Data provided —
╭──
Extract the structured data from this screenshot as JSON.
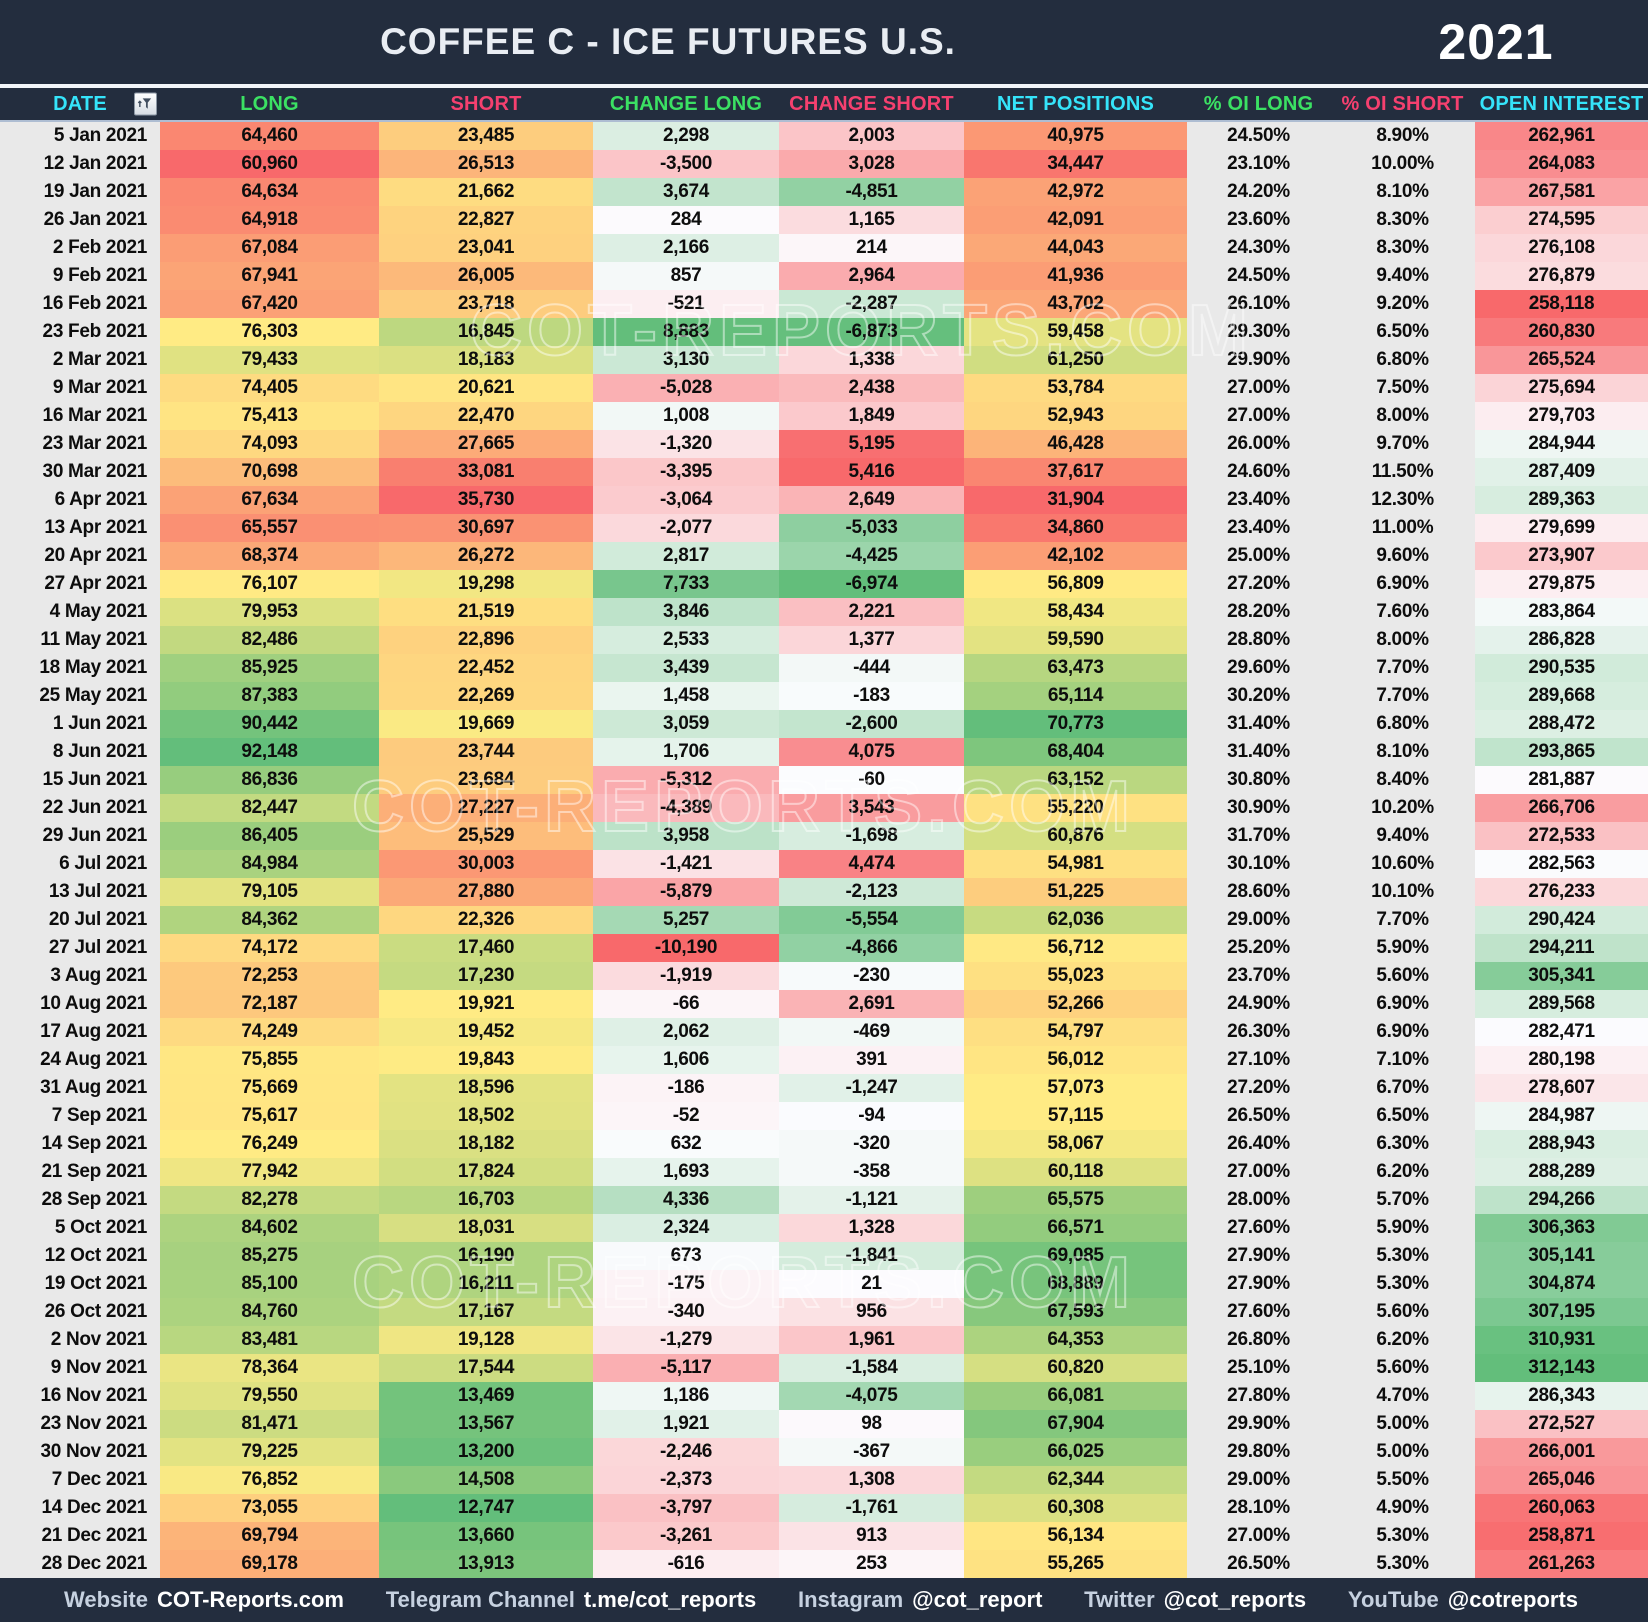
{
  "title": "COFFEE C - ICE FUTURES U.S.",
  "year": "2021",
  "watermark": "COT-REPORTS.COM",
  "colors": {
    "bar_background": "#232d3e",
    "gray_cell": "#e9e9e9",
    "header_cyan": "#35e4fa",
    "header_green": "#3be163",
    "header_pink": "#f5406f",
    "scale_red": "#F8696B",
    "scale_yellow": "#FFEB84",
    "scale_green": "#63BE7B",
    "scale_white": "#FCFCFF"
  },
  "columns": [
    {
      "key": "date",
      "label": "DATE",
      "header_color": "cyan",
      "type": "date"
    },
    {
      "key": "long",
      "label": "LONG",
      "header_color": "green",
      "type": "number",
      "scale": "ryg",
      "invert": false
    },
    {
      "key": "short",
      "label": "SHORT",
      "header_color": "pink",
      "type": "number",
      "scale": "ryg",
      "invert": true
    },
    {
      "key": "change_long",
      "label": "CHANGE LONG",
      "header_color": "green",
      "type": "number",
      "scale": "rwg",
      "invert": false
    },
    {
      "key": "change_short",
      "label": "CHANGE SHORT",
      "header_color": "pink",
      "type": "number",
      "scale": "rwg",
      "invert": true
    },
    {
      "key": "net_positions",
      "label": "NET POSITIONS",
      "header_color": "cyan",
      "type": "number",
      "scale": "ryg",
      "invert": false
    },
    {
      "key": "pct_oi_long",
      "label": "% OI LONG",
      "header_color": "green",
      "type": "percent"
    },
    {
      "key": "pct_oi_short",
      "label": "% OI SHORT",
      "header_color": "pink",
      "type": "percent"
    },
    {
      "key": "open_interest",
      "label": "OPEN INTEREST",
      "header_color": "cyan",
      "type": "number",
      "scale": "rwg",
      "invert": false
    }
  ],
  "rows": [
    [
      "5 Jan 2021",
      64460,
      23485,
      2298,
      2003,
      40975,
      24.5,
      8.9,
      262961
    ],
    [
      "12 Jan 2021",
      60960,
      26513,
      -3500,
      3028,
      34447,
      23.1,
      10.0,
      264083
    ],
    [
      "19 Jan 2021",
      64634,
      21662,
      3674,
      -4851,
      42972,
      24.2,
      8.1,
      267581
    ],
    [
      "26 Jan 2021",
      64918,
      22827,
      284,
      1165,
      42091,
      23.6,
      8.3,
      274595
    ],
    [
      "2 Feb 2021",
      67084,
      23041,
      2166,
      214,
      44043,
      24.3,
      8.3,
      276108
    ],
    [
      "9 Feb 2021",
      67941,
      26005,
      857,
      2964,
      41936,
      24.5,
      9.4,
      276879
    ],
    [
      "16 Feb 2021",
      67420,
      23718,
      -521,
      -2287,
      43702,
      26.1,
      9.2,
      258118
    ],
    [
      "23 Feb 2021",
      76303,
      16845,
      8883,
      -6873,
      59458,
      29.3,
      6.5,
      260830
    ],
    [
      "2 Mar 2021",
      79433,
      18183,
      3130,
      1338,
      61250,
      29.9,
      6.8,
      265524
    ],
    [
      "9 Mar 2021",
      74405,
      20621,
      -5028,
      2438,
      53784,
      27.0,
      7.5,
      275694
    ],
    [
      "16 Mar 2021",
      75413,
      22470,
      1008,
      1849,
      52943,
      27.0,
      8.0,
      279703
    ],
    [
      "23 Mar 2021",
      74093,
      27665,
      -1320,
      5195,
      46428,
      26.0,
      9.7,
      284944
    ],
    [
      "30 Mar 2021",
      70698,
      33081,
      -3395,
      5416,
      37617,
      24.6,
      11.5,
      287409
    ],
    [
      "6 Apr 2021",
      67634,
      35730,
      -3064,
      2649,
      31904,
      23.4,
      12.3,
      289363
    ],
    [
      "13 Apr 2021",
      65557,
      30697,
      -2077,
      -5033,
      34860,
      23.4,
      11.0,
      279699
    ],
    [
      "20 Apr 2021",
      68374,
      26272,
      2817,
      -4425,
      42102,
      25.0,
      9.6,
      273907
    ],
    [
      "27 Apr 2021",
      76107,
      19298,
      7733,
      -6974,
      56809,
      27.2,
      6.9,
      279875
    ],
    [
      "4 May 2021",
      79953,
      21519,
      3846,
      2221,
      58434,
      28.2,
      7.6,
      283864
    ],
    [
      "11 May 2021",
      82486,
      22896,
      2533,
      1377,
      59590,
      28.8,
      8.0,
      286828
    ],
    [
      "18 May 2021",
      85925,
      22452,
      3439,
      -444,
      63473,
      29.6,
      7.7,
      290535
    ],
    [
      "25 May 2021",
      87383,
      22269,
      1458,
      -183,
      65114,
      30.2,
      7.7,
      289668
    ],
    [
      "1 Jun 2021",
      90442,
      19669,
      3059,
      -2600,
      70773,
      31.4,
      6.8,
      288472
    ],
    [
      "8 Jun 2021",
      92148,
      23744,
      1706,
      4075,
      68404,
      31.4,
      8.1,
      293865
    ],
    [
      "15 Jun 2021",
      86836,
      23684,
      -5312,
      -60,
      63152,
      30.8,
      8.4,
      281887
    ],
    [
      "22 Jun 2021",
      82447,
      27227,
      -4389,
      3543,
      55220,
      30.9,
      10.2,
      266706
    ],
    [
      "29 Jun 2021",
      86405,
      25529,
      3958,
      -1698,
      60876,
      31.7,
      9.4,
      272533
    ],
    [
      "6 Jul 2021",
      84984,
      30003,
      -1421,
      4474,
      54981,
      30.1,
      10.6,
      282563
    ],
    [
      "13 Jul 2021",
      79105,
      27880,
      -5879,
      -2123,
      51225,
      28.6,
      10.1,
      276233
    ],
    [
      "20 Jul 2021",
      84362,
      22326,
      5257,
      -5554,
      62036,
      29.0,
      7.7,
      290424
    ],
    [
      "27 Jul 2021",
      74172,
      17460,
      -10190,
      -4866,
      56712,
      25.2,
      5.9,
      294211
    ],
    [
      "3 Aug 2021",
      72253,
      17230,
      -1919,
      -230,
      55023,
      23.7,
      5.6,
      305341
    ],
    [
      "10 Aug 2021",
      72187,
      19921,
      -66,
      2691,
      52266,
      24.9,
      6.9,
      289568
    ],
    [
      "17 Aug 2021",
      74249,
      19452,
      2062,
      -469,
      54797,
      26.3,
      6.9,
      282471
    ],
    [
      "24 Aug 2021",
      75855,
      19843,
      1606,
      391,
      56012,
      27.1,
      7.1,
      280198
    ],
    [
      "31 Aug 2021",
      75669,
      18596,
      -186,
      -1247,
      57073,
      27.2,
      6.7,
      278607
    ],
    [
      "7 Sep 2021",
      75617,
      18502,
      -52,
      -94,
      57115,
      26.5,
      6.5,
      284987
    ],
    [
      "14 Sep 2021",
      76249,
      18182,
      632,
      -320,
      58067,
      26.4,
      6.3,
      288943
    ],
    [
      "21 Sep 2021",
      77942,
      17824,
      1693,
      -358,
      60118,
      27.0,
      6.2,
      288289
    ],
    [
      "28 Sep 2021",
      82278,
      16703,
      4336,
      -1121,
      65575,
      28.0,
      5.7,
      294266
    ],
    [
      "5 Oct 2021",
      84602,
      18031,
      2324,
      1328,
      66571,
      27.6,
      5.9,
      306363
    ],
    [
      "12 Oct 2021",
      85275,
      16190,
      673,
      -1841,
      69085,
      27.9,
      5.3,
      305141
    ],
    [
      "19 Oct 2021",
      85100,
      16211,
      -175,
      21,
      68889,
      27.9,
      5.3,
      304874
    ],
    [
      "26 Oct 2021",
      84760,
      17167,
      -340,
      956,
      67593,
      27.6,
      5.6,
      307195
    ],
    [
      "2 Nov 2021",
      83481,
      19128,
      -1279,
      1961,
      64353,
      26.8,
      6.2,
      310931
    ],
    [
      "9 Nov 2021",
      78364,
      17544,
      -5117,
      -1584,
      60820,
      25.1,
      5.6,
      312143
    ],
    [
      "16 Nov 2021",
      79550,
      13469,
      1186,
      -4075,
      66081,
      27.8,
      4.7,
      286343
    ],
    [
      "23 Nov 2021",
      81471,
      13567,
      1921,
      98,
      67904,
      29.9,
      5.0,
      272527
    ],
    [
      "30 Nov 2021",
      79225,
      13200,
      -2246,
      -367,
      66025,
      29.8,
      5.0,
      266001
    ],
    [
      "7 Dec 2021",
      76852,
      14508,
      -2373,
      1308,
      62344,
      29.0,
      5.5,
      265046
    ],
    [
      "14 Dec 2021",
      73055,
      12747,
      -3797,
      -1761,
      60308,
      28.1,
      4.9,
      260063
    ],
    [
      "21 Dec 2021",
      69794,
      13660,
      -3261,
      913,
      56134,
      27.0,
      5.3,
      258871
    ],
    [
      "28 Dec 2021",
      69178,
      13913,
      -616,
      253,
      55265,
      26.5,
      5.3,
      261263
    ]
  ],
  "footer": [
    {
      "label": "Website",
      "value": "COT-Reports.com"
    },
    {
      "label": "Telegram Channel",
      "value": "t.me/cot_reports"
    },
    {
      "label": "Instagram",
      "value": "@cot_report"
    },
    {
      "label": "Twitter",
      "value": "@cot_reports"
    },
    {
      "label": "YouTube",
      "value": "@cotreports"
    }
  ]
}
╰──
What needs to be done — Gather from the records above every line containing the string "value".

Written answer —
      "value": "COT-Reports.com"
      "value": "t.me/cot_reports"
      "value": "@cot_report"
      "value": "@cot_reports"
      "value": "@cotreports"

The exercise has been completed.